■ Required work ■
Write out the data below exactly as given, without any of its pictures.

(Data records)

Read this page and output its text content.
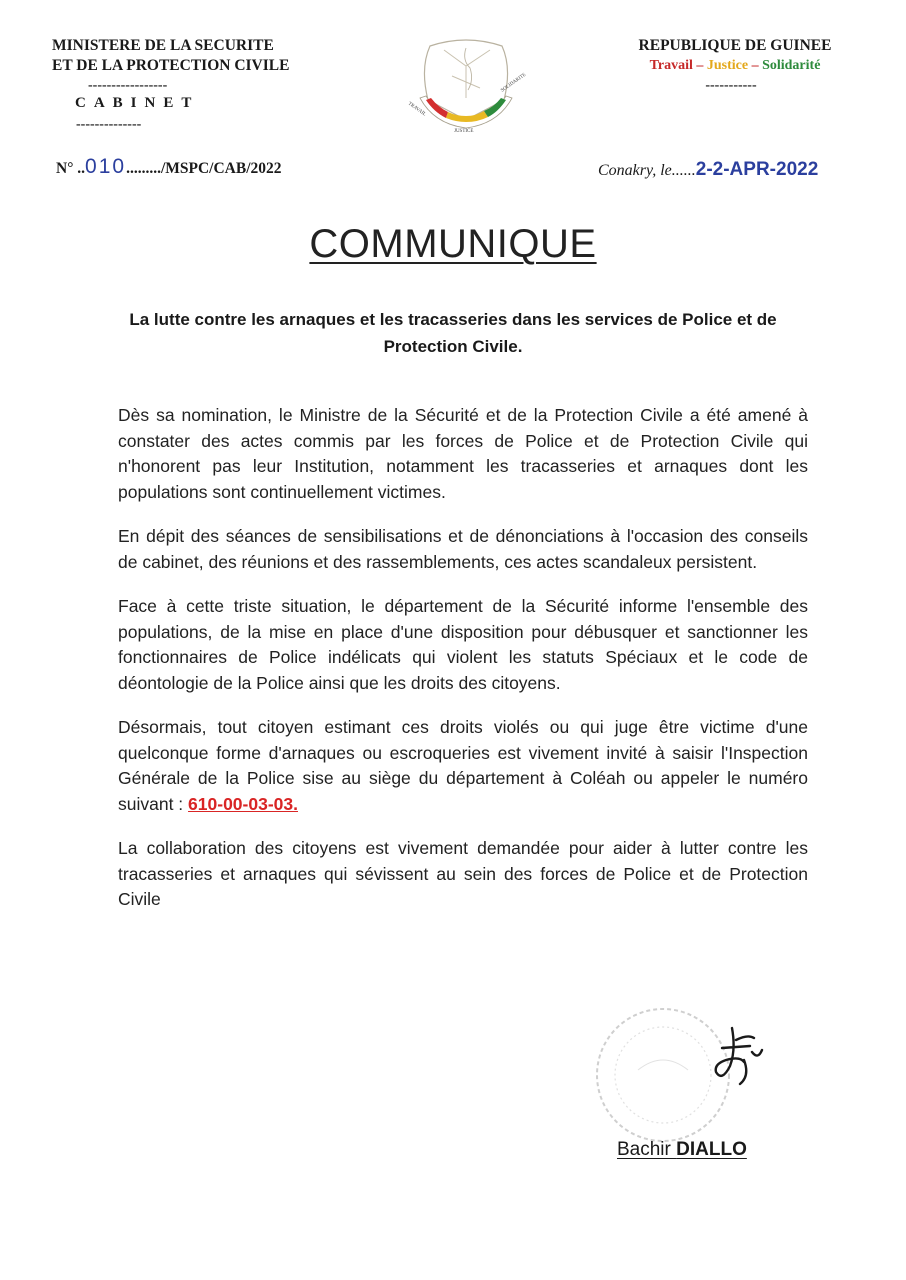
MINISTERE DE LA SECURITE
ET DE LA PROTECTION CIVILE
-----------------
CABINET
--------------
N° ..010........./MSPC/CAB/2022
TRAVAIL
JUSTICE
SOLIDARITE
REPUBLIQUE DE GUINEE
Travail – Justice – Solidarité
-----------
Conakry, le......2-2-APR-2022
COMMUNIQUE
La lutte contre les arnaques et les tracasseries dans les services de Police et de Protection Civile.

Dès sa nomination, le Ministre de la Sécurité et de la Protection Civile a été amené à constater des actes commis par les forces de Police et de Protection Civile qui n'honorent pas leur Institution, notamment les tracasseries et arnaques dont les populations sont continuellement victimes.

En dépit des séances de sensibilisations et de dénonciations à l'occasion des conseils de cabinet, des réunions et des rassemblements, ces actes scandaleux persistent.

Face à cette triste situation, le département de la Sécurité informe l'ensemble des populations, de la mise en place d'une disposition pour débusquer et sanctionner les fonctionnaires de Police indélicats qui violent les statuts Spéciaux et le code de déontologie de la Police ainsi que les droits des citoyens.

Désormais, tout citoyen estimant ces droits violés ou qui juge être victime d'une quelconque forme d'arnaques ou escroqueries est vivement invité à saisir l'Inspection Générale de la Police sise au siège du département à Coléah ou appeler le numéro suivant : 610-00-03-03.

La collaboration des citoyens est vivement demandée pour aider à lutter contre les tracasseries et arnaques qui sévissent au sein des forces de Police et de Protection Civile

Bachir DIALLO
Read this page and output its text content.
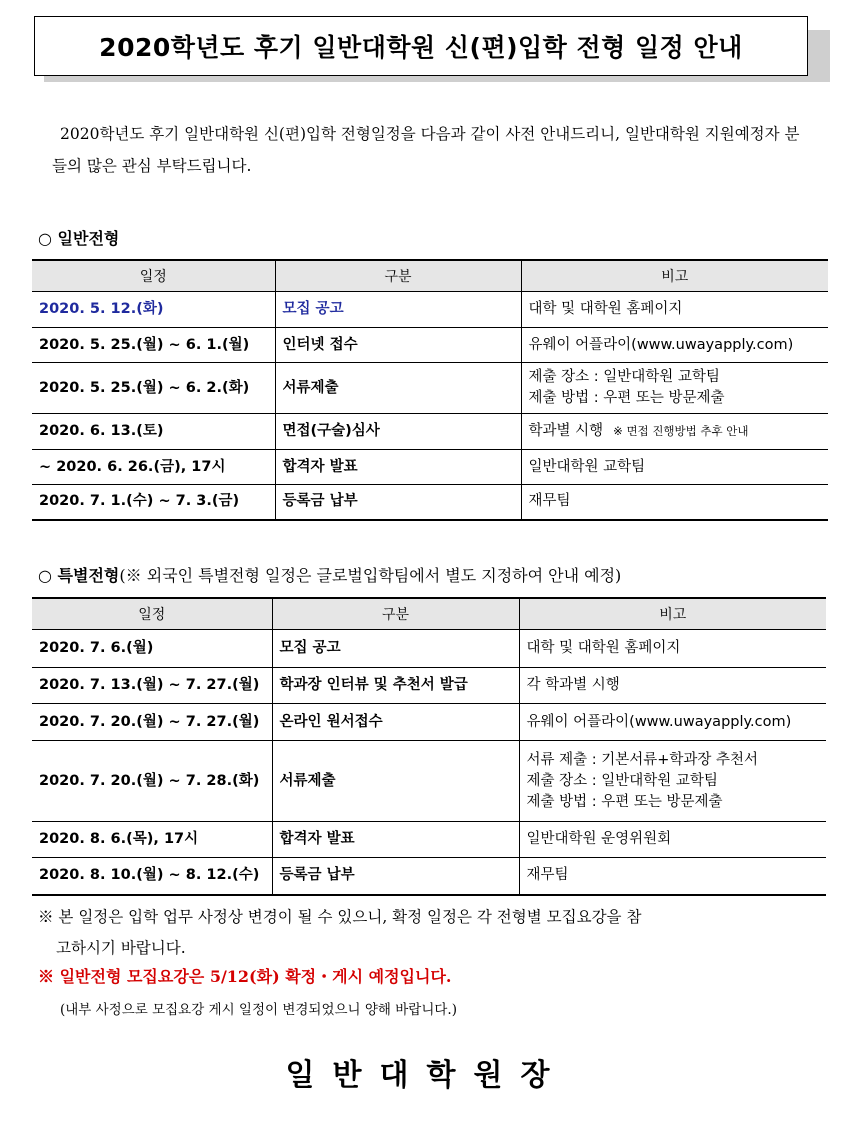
2020학년도 후기 일반대학원 신(편)입학 전형 일정 안내
2020학년도 후기 일반대학원 신(편)입학 전형일정을 다음과 같이 사전 안내드리니, 일반대학원 지원예정자 분들의 많은 관심 부탁드립니다.
○ 일반전형
일정	구분	비고
2020. 5. 12.(화)	모집 공고	대학 및 대학원 홈페이지
2020. 5. 25.(월) ~ 6. 1.(월)	인터넷 접수	유웨이 어플라이(www.uwayapply.com)
2020. 5. 25.(월) ~ 6. 2.(화)	서류제출	제출 장소 : 일반대학원 교학팀
제출 방법 : 우편 또는 방문제출

2020. 6. 13.(토)	면접(구술)심사	학과별 시행 ※ 면접 진행방법 추후 안내
~ 2020. 6. 26.(금), 17시	합격자 발표	일반대학원 교학팀
2020. 7. 1.(수) ~ 7. 3.(금)	등록금 납부	재무팀
○ 특별전형(※ 외국인 특별전형 일정은 글로벌입학팀에서 별도 지정하여 안내 예정)
일정	구분	비고
2020. 7. 6.(월)	모집 공고	대학 및 대학원 홈페이지
2020. 7. 13.(월) ~ 7. 27.(월)	학과장 인터뷰 및 추천서 발급	각 학과별 시행
2020. 7. 20.(월) ~ 7. 27.(월)	온라인 원서접수	유웨이 어플라이(www.uwayapply.com)
2020. 7. 20.(월) ~ 7. 28.(화)	서류제출	서류 제출 : 기본서류+학과장 추천서
제출 장소 : 일반대학원 교학팀
제출 방법 : 우편 또는 방문제출

2020. 8. 6.(목), 17시	합격자 발표	일반대학원 운영위원회
2020. 8. 10.(월) ~ 8. 12.(수)	등록금 납부	재무팀
※ 본 일정은 입학 업무 사정상 변경이 될 수 있으니, 확정 일정은 각 전형별 모집요강을 참
고하시기 바랍니다.
※ 일반전형 모집요강은 5/12(화) 확정・게시 예정입니다.
(내부 사정으로 모집요강 게시 일정이 변경되었으니 양해 바랍니다.)
일반대학원장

■ Written answer ■
Read this page and output its text content.
MINISTERE DE LA SECURITE
ET DE LA PROTECTION CIVILE
-----------------
CABINET
--------------
N° ..010........./MSPC/CAB/2022
TRAVAIL
JUSTICE
SOLIDARITE
REPUBLIQUE DE GUINEE
Travail – Justice – Solidarité
-----------
Conakry, le......2-2-APR-2022
COMMUNIQUE
La lutte contre les arnaques et les tracasseries dans les services de Police et de Protection Civile.

Dès sa nomination, le Ministre de la Sécurité et de la Protection Civile a été amené à constater des actes commis par les forces de Police et de Protection Civile qui n'honorent pas leur Institution, notamment les tracasseries et arnaques dont les populations sont continuellement victimes.

En dépit des séances de sensibilisations et de dénonciations à l'occasion des conseils de cabinet, des réunions et des rassemblements, ces actes scandaleux persistent.

Face à cette triste situation, le département de la Sécurité informe l'ensemble des populations, de la mise en place d'une disposition pour débusquer et sanctionner les fonctionnaires de Police indélicats qui violent les statuts Spéciaux et le code de déontologie de la Police ainsi que les droits des citoyens.

Désormais, tout citoyen estimant ces droits violés ou qui juge être victime d'une quelconque forme d'arnaques ou escroqueries est vivement invité à saisir l'Inspection Générale de la Police sise au siège du département à Coléah ou appeler le numéro suivant : 610-00-03-03.

La collaboration des citoyens est vivement demandée pour aider à lutter contre les tracasseries et arnaques qui sévissent au sein des forces de Police et de Protection Civile

Bachir DIALLO
Read this page and output its text content.
2020학년도 후기 일반대학원 신(편)입학 전형 일정 안내
2020학년도 후기 일반대학원 신(편)입학 전형일정을 다음과 같이 사전 안내드리니, 일반대학원 지원예정자 분들의 많은 관심 부탁드립니다.
○ 일반전형
일정	구분	비고
2020. 5. 12.(화)	모집 공고	대학 및 대학원 홈페이지
2020. 5. 25.(월) ~ 6. 1.(월)	인터넷 접수	유웨이 어플라이(www.uwayapply.com)
2020. 5. 25.(월) ~ 6. 2.(화)	서류제출	제출 장소 : 일반대학원 교학팀
제출 방법 : 우편 또는 방문제출

2020. 6. 13.(토)	면접(구술)심사	학과별 시행 ※ 면접 진행방법 추후 안내
~ 2020. 6. 26.(금), 17시	합격자 발표	일반대학원 교학팀
2020. 7. 1.(수) ~ 7. 3.(금)	등록금 납부	재무팀
○ 특별전형(※ 외국인 특별전형 일정은 글로벌입학팀에서 별도 지정하여 안내 예정)
일정	구분	비고
2020. 7. 6.(월)	모집 공고	대학 및 대학원 홈페이지
2020. 7. 13.(월) ~ 7. 27.(월)	학과장 인터뷰 및 추천서 발급	각 학과별 시행
2020. 7. 20.(월) ~ 7. 27.(월)	온라인 원서접수	유웨이 어플라이(www.uwayapply.com)
2020. 7. 20.(월) ~ 7. 28.(화)	서류제출	서류 제출 : 기본서류+학과장 추천서
제출 장소 : 일반대학원 교학팀
제출 방법 : 우편 또는 방문제출

2020. 8. 6.(목), 17시	합격자 발표	일반대학원 운영위원회
2020. 8. 10.(월) ~ 8. 12.(수)	등록금 납부	재무팀
※ 본 일정은 입학 업무 사정상 변경이 될 수 있으니, 확정 일정은 각 전형별 모집요강을 참
고하시기 바랍니다.
※ 일반전형 모집요강은 5/12(화) 확정・게시 예정입니다.
(내부 사정으로 모집요강 게시 일정이 변경되었으니 양해 바랍니다.)
일반대학원장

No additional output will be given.